• _TASK GOAL_
Work through the data below and give the number of lines holding "五大工程", nothing more.

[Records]
..........

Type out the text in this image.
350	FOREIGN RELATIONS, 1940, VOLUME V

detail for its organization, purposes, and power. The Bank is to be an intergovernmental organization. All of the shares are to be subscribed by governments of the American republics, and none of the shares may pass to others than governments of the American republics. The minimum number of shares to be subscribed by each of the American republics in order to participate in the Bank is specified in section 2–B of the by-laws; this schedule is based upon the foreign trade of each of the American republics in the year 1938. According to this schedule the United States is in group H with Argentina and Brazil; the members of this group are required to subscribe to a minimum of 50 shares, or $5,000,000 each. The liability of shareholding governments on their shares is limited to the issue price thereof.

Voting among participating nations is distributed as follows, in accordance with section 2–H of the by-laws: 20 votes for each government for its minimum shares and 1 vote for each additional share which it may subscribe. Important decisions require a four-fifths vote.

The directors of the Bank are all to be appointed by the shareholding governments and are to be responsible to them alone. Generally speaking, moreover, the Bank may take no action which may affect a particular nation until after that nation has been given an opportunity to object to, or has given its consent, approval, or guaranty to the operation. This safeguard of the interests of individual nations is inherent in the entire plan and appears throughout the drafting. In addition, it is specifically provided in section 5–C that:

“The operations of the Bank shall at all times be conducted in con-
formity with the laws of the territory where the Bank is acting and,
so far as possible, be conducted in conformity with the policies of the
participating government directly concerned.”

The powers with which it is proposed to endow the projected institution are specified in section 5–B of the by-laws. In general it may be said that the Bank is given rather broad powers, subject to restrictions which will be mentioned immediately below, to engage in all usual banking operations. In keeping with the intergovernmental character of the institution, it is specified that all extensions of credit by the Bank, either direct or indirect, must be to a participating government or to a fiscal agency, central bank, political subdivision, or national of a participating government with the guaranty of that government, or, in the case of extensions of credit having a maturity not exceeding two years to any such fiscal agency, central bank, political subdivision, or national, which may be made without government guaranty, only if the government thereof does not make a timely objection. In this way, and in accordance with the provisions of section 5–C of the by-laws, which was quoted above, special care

..........

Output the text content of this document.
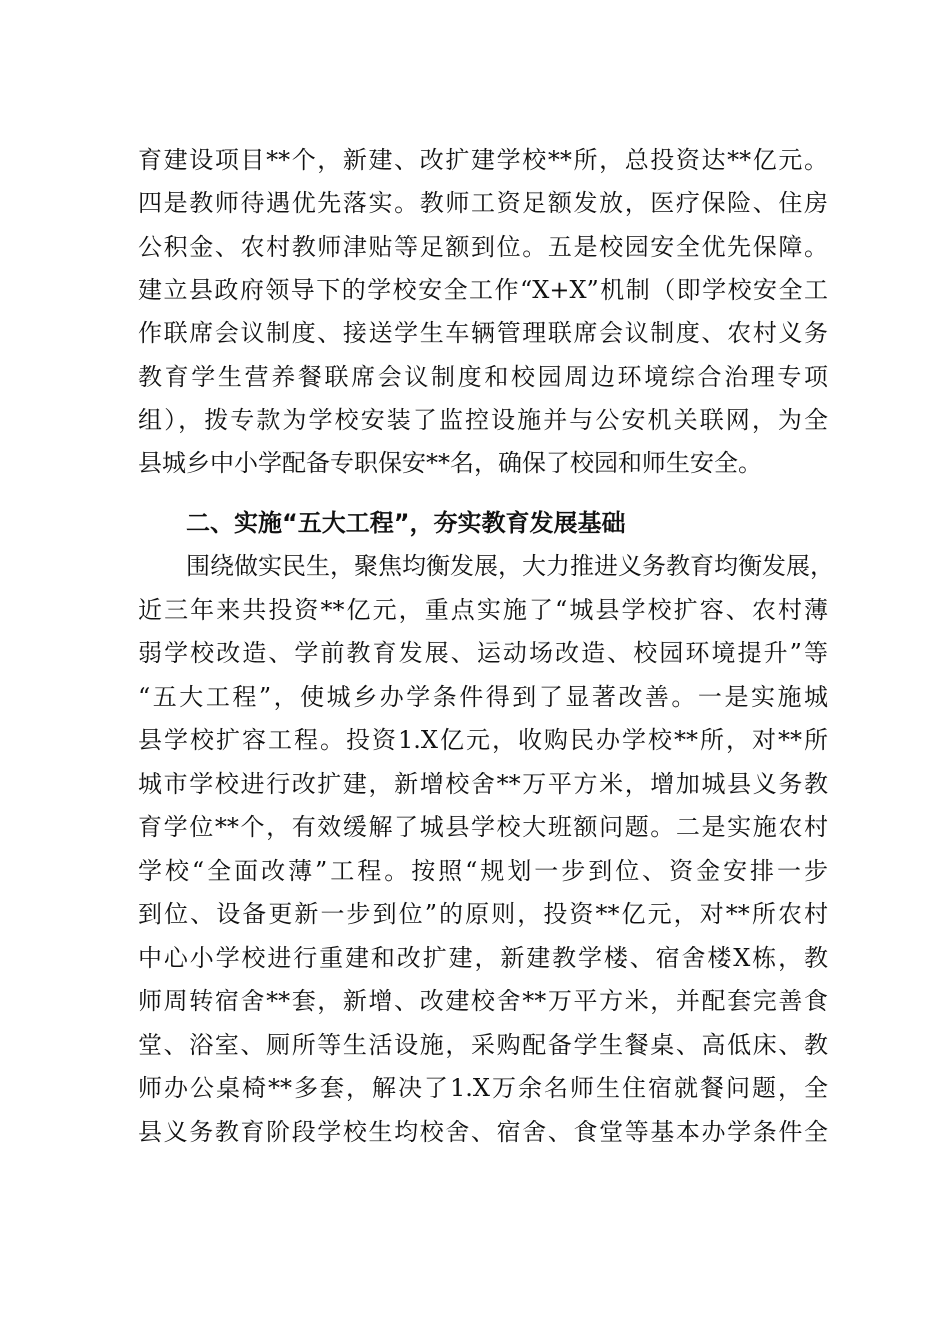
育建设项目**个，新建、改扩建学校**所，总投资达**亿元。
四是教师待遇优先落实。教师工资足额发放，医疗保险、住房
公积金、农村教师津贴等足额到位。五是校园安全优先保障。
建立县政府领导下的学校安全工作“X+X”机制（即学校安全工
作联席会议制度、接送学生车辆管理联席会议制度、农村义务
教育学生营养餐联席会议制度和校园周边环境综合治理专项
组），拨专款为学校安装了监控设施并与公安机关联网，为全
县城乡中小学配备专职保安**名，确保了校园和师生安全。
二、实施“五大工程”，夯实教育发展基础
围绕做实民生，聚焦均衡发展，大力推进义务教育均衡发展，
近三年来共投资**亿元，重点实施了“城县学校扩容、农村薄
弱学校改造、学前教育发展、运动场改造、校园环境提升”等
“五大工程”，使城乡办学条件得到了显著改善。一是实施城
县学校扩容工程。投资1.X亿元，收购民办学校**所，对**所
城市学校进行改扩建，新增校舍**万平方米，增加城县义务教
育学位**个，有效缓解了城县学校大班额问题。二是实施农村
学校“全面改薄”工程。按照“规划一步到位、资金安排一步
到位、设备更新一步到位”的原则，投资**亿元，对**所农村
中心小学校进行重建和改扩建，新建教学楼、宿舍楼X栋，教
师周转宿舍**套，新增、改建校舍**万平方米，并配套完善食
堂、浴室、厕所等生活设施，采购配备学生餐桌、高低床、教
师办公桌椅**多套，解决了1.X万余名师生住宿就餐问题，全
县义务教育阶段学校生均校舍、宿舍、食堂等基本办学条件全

..........

• _ANSWER TO THE TASK_
2